→ **Data for this task**

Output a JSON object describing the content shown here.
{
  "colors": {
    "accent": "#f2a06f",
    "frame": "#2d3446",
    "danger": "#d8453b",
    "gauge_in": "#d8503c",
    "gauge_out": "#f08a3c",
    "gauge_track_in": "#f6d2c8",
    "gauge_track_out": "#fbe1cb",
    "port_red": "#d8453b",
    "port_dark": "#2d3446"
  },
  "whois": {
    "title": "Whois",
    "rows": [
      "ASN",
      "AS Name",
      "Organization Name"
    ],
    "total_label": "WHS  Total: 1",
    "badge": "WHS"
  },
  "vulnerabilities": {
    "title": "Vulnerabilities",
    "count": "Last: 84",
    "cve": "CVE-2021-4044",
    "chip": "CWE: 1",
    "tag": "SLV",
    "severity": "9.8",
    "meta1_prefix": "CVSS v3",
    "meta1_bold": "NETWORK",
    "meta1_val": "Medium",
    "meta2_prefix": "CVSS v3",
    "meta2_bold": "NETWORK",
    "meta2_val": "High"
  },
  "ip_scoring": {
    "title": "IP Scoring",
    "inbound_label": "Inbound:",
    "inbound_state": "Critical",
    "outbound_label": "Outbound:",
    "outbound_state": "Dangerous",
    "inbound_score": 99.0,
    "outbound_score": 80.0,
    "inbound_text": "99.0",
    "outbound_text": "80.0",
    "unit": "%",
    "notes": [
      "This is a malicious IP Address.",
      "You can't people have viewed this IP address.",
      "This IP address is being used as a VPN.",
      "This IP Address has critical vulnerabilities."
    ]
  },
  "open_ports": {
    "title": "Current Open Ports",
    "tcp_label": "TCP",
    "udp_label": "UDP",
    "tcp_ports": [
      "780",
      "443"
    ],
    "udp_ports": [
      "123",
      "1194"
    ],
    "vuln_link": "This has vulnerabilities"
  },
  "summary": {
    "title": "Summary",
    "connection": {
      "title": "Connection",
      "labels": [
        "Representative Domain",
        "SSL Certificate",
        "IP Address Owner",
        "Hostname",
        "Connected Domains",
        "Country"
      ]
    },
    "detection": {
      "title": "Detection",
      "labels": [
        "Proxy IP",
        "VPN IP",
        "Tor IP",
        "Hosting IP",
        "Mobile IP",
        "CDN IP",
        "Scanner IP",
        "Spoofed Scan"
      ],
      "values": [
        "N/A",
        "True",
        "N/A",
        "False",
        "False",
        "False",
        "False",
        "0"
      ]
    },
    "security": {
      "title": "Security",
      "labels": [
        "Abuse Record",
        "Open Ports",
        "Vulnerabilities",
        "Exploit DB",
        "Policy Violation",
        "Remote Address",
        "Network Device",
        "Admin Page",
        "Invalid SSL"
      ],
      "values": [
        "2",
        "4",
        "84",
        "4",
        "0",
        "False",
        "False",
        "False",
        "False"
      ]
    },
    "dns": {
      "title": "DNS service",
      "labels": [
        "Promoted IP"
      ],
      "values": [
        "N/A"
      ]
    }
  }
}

→ **Exercise description**
Each of the records should be retyped exactly.

→ **The result**
Output a JSON object describing the content shown here.
{
  "colors": {
    "accent": "#f2a06f",
    "frame": "#2d3446",
    "danger": "#d8453b",
    "gauge_in": "#d8503c",
    "gauge_out": "#f08a3c",
    "gauge_track_in": "#f6d2c8",
    "gauge_track_out": "#fbe1cb",
    "port_red": "#d8453b",
    "port_dark": "#2d3446"
  },
  "whois": {
    "title": "Whois",
    "rows": [
      "ASN",
      "AS Name",
      "Organization Name"
    ],
    "total_label": "WHS  Total: 1",
    "badge": "WHS"
  },
  "vulnerabilities": {
    "title": "Vulnerabilities",
    "count": "Last: 84",
    "cve": "CVE-2021-4044",
    "chip": "CWE: 1",
    "tag": "SLV",
    "severity": "9.8",
    "meta1_prefix": "CVSS v3",
    "meta1_bold": "NETWORK",
    "meta1_val": "Medium",
    "meta2_prefix": "CVSS v3",
    "meta2_bold": "NETWORK",
    "meta2_val": "High"
  },
  "ip_scoring": {
    "title": "IP Scoring",
    "inbound_label": "Inbound:",
    "inbound_state": "Critical",
    "outbound_label": "Outbound:",
    "outbound_state": "Dangerous",
    "inbound_score": 99.0,
    "outbound_score": 80.0,
    "inbound_text": "99.0",
    "outbound_text": "80.0",
    "unit": "%",
    "notes": [
      "This is a malicious IP Address.",
      "You can't people have viewed this IP address.",
      "This IP address is being used as a VPN.",
      "This IP Address has critical vulnerabilities."
    ]
  },
  "open_ports": {
    "title": "Current Open Ports",
    "tcp_label": "TCP",
    "udp_label": "UDP",
    "tcp_ports": [
      "780",
      "443"
    ],
    "udp_ports": [
      "123",
      "1194"
    ],
    "vuln_link": "This has vulnerabilities"
  },
  "summary": {
    "title": "Summary",
    "connection": {
      "title": "Connection",
      "labels": [
        "Representative Domain",
        "SSL Certificate",
        "IP Address Owner",
        "Hostname",
        "Connected Domains",
        "Country"
      ]
    },
    "detection": {
      "title": "Detection",
      "labels": [
        "Proxy IP",
        "VPN IP",
        "Tor IP",
        "Hosting IP",
        "Mobile IP",
        "CDN IP",
        "Scanner IP",
        "Spoofed Scan"
      ],
      "values": [
        "N/A",
        "True",
        "N/A",
        "False",
        "False",
        "False",
        "False",
        "0"
      ]
    },
    "security": {
      "title": "Security",
      "labels": [
        "Abuse Record",
        "Open Ports",
        "Vulnerabilities",
        "Exploit DB",
        "Policy Violation",
        "Remote Address",
        "Network Device",
        "Admin Page",
        "Invalid SSL"
      ],
      "values": [
        "2",
        "4",
        "84",
        "4",
        "0",
        "False",
        "False",
        "False",
        "False"
      ]
    },
    "dns": {
      "title": "DNS service",
      "labels": [
        "Promoted IP"
      ],
      "values": [
        "N/A"
      ]
    }
  }
}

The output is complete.